TASK TO CARRY OUT — Every line below is to be quoted exactly, with nothing added or dropped.

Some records
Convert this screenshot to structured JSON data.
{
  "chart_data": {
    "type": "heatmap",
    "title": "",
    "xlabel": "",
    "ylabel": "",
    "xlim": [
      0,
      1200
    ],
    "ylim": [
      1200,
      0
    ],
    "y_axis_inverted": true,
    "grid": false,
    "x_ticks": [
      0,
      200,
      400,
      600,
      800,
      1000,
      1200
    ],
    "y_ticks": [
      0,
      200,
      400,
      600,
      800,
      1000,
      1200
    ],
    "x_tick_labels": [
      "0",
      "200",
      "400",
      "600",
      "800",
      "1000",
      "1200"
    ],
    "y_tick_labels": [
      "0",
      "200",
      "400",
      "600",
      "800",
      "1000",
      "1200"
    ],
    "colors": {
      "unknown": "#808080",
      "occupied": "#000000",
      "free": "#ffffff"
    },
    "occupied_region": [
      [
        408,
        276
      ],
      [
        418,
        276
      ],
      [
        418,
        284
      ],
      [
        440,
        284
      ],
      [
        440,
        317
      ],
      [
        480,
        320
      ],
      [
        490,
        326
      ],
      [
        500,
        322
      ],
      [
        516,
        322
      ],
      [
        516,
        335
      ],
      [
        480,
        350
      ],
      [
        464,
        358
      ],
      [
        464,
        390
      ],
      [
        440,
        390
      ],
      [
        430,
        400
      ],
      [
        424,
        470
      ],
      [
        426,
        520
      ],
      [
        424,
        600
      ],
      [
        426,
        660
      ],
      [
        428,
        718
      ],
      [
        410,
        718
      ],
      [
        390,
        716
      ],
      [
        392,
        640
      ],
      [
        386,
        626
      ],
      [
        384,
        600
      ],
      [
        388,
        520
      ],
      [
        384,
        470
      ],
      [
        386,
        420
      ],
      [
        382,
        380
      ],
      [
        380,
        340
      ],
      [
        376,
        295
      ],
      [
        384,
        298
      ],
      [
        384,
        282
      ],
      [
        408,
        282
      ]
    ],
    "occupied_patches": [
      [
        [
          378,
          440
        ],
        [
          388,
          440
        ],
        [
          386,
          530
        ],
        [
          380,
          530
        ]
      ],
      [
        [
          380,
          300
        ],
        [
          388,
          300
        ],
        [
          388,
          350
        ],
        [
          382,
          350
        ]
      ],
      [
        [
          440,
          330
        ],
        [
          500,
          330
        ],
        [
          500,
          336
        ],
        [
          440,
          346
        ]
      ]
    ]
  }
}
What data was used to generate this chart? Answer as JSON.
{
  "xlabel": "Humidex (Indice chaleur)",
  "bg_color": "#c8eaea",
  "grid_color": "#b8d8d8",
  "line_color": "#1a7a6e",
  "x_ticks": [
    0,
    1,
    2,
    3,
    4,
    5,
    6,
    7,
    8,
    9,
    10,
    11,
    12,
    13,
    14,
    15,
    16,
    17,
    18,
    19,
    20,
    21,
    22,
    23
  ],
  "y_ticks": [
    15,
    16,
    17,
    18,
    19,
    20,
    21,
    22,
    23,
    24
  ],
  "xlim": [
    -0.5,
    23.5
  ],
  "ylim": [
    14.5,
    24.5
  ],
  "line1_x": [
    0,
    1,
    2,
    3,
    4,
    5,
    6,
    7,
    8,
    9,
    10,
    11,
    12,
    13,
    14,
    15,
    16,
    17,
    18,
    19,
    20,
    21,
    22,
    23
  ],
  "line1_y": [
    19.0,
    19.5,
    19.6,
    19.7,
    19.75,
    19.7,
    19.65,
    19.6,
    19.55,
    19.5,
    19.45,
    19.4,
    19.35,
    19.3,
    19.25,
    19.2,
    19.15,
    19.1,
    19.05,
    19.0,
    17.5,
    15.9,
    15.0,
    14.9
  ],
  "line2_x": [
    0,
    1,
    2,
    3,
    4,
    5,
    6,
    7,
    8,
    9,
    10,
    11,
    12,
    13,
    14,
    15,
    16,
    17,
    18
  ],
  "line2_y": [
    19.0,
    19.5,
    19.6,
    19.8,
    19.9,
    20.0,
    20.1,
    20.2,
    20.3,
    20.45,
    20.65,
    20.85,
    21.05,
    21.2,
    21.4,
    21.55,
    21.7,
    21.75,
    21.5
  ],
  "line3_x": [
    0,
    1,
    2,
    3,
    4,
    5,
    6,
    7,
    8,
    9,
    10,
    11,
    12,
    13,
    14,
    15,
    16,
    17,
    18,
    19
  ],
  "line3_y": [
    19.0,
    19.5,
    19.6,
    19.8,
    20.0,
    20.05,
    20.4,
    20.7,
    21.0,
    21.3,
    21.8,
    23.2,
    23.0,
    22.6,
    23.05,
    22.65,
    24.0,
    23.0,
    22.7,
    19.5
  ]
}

REPLY —
Convert this screenshot to structured JSON data.
{
  "chart_data": {
    "type": "heatmap",
    "title": "",
    "xlabel": "",
    "ylabel": "",
    "xlim": [
      0,
      1200
    ],
    "ylim": [
      1200,
      0
    ],
    "y_axis_inverted": true,
    "grid": false,
    "x_ticks": [
      0,
      200,
      400,
      600,
      800,
      1000,
      1200
    ],
    "y_ticks": [
      0,
      200,
      400,
      600,
      800,
      1000,
      1200
    ],
    "x_tick_labels": [
      "0",
      "200",
      "400",
      "600",
      "800",
      "1000",
      "1200"
    ],
    "y_tick_labels": [
      "0",
      "200",
      "400",
      "600",
      "800",
      "1000",
      "1200"
    ],
    "colors": {
      "unknown": "#808080",
      "occupied": "#000000",
      "free": "#ffffff"
    },
    "occupied_region": [
      [
        408,
        276
      ],
      [
        418,
        276
      ],
      [
        418,
        284
      ],
      [
        440,
        284
      ],
      [
        440,
        317
      ],
      [
        480,
        320
      ],
      [
        490,
        326
      ],
      [
        500,
        322
      ],
      [
        516,
        322
      ],
      [
        516,
        335
      ],
      [
        480,
        350
      ],
      [
        464,
        358
      ],
      [
        464,
        390
      ],
      [
        440,
        390
      ],
      [
        430,
        400
      ],
      [
        424,
        470
      ],
      [
        426,
        520
      ],
      [
        424,
        600
      ],
      [
        426,
        660
      ],
      [
        428,
        718
      ],
      [
        410,
        718
      ],
      [
        390,
        716
      ],
      [
        392,
        640
      ],
      [
        386,
        626
      ],
      [
        384,
        600
      ],
      [
        388,
        520
      ],
      [
        384,
        470
      ],
      [
        386,
        420
      ],
      [
        382,
        380
      ],
      [
        380,
        340
      ],
      [
        376,
        295
      ],
      [
        384,
        298
      ],
      [
        384,
        282
      ],
      [
        408,
        282
      ]
    ],
    "occupied_patches": [
      [
        [
          378,
          440
        ],
        [
          388,
          440
        ],
        [
          386,
          530
        ],
        [
          380,
          530
        ]
      ],
      [
        [
          380,
          300
        ],
        [
          388,
          300
        ],
        [
          388,
          350
        ],
        [
          382,
          350
        ]
      ],
      [
        [
          440,
          330
        ],
        [
          500,
          330
        ],
        [
          500,
          336
        ],
        [
          440,
          346
        ]
      ]
    ]
  }
}
What data was used to generate this chart? Answer as JSON.
{
  "xlabel": "Humidex (Indice chaleur)",
  "bg_color": "#c8eaea",
  "grid_color": "#b8d8d8",
  "line_color": "#1a7a6e",
  "x_ticks": [
    0,
    1,
    2,
    3,
    4,
    5,
    6,
    7,
    8,
    9,
    10,
    11,
    12,
    13,
    14,
    15,
    16,
    17,
    18,
    19,
    20,
    21,
    22,
    23
  ],
  "y_ticks": [
    15,
    16,
    17,
    18,
    19,
    20,
    21,
    22,
    23,
    24
  ],
  "xlim": [
    -0.5,
    23.5
  ],
  "ylim": [
    14.5,
    24.5
  ],
  "line1_x": [
    0,
    1,
    2,
    3,
    4,
    5,
    6,
    7,
    8,
    9,
    10,
    11,
    12,
    13,
    14,
    15,
    16,
    17,
    18,
    19,
    20,
    21,
    22,
    23
  ],
  "line1_y": [
    19.0,
    19.5,
    19.6,
    19.7,
    19.75,
    19.7,
    19.65,
    19.6,
    19.55,
    19.5,
    19.45,
    19.4,
    19.35,
    19.3,
    19.25,
    19.2,
    19.15,
    19.1,
    19.05,
    19.0,
    17.5,
    15.9,
    15.0,
    14.9
  ],
  "line2_x": [
    0,
    1,
    2,
    3,
    4,
    5,
    6,
    7,
    8,
    9,
    10,
    11,
    12,
    13,
    14,
    15,
    16,
    17,
    18
  ],
  "line2_y": [
    19.0,
    19.5,
    19.6,
    19.8,
    19.9,
    20.0,
    20.1,
    20.2,
    20.3,
    20.45,
    20.65,
    20.85,
    21.05,
    21.2,
    21.4,
    21.55,
    21.7,
    21.75,
    21.5
  ],
  "line3_x": [
    0,
    1,
    2,
    3,
    4,
    5,
    6,
    7,
    8,
    9,
    10,
    11,
    12,
    13,
    14,
    15,
    16,
    17,
    18,
    19
  ],
  "line3_y": [
    19.0,
    19.5,
    19.6,
    19.8,
    20.0,
    20.05,
    20.4,
    20.7,
    21.0,
    21.3,
    21.8,
    23.2,
    23.0,
    22.6,
    23.05,
    22.65,
    24.0,
    23.0,
    22.7,
    19.5
  ]
}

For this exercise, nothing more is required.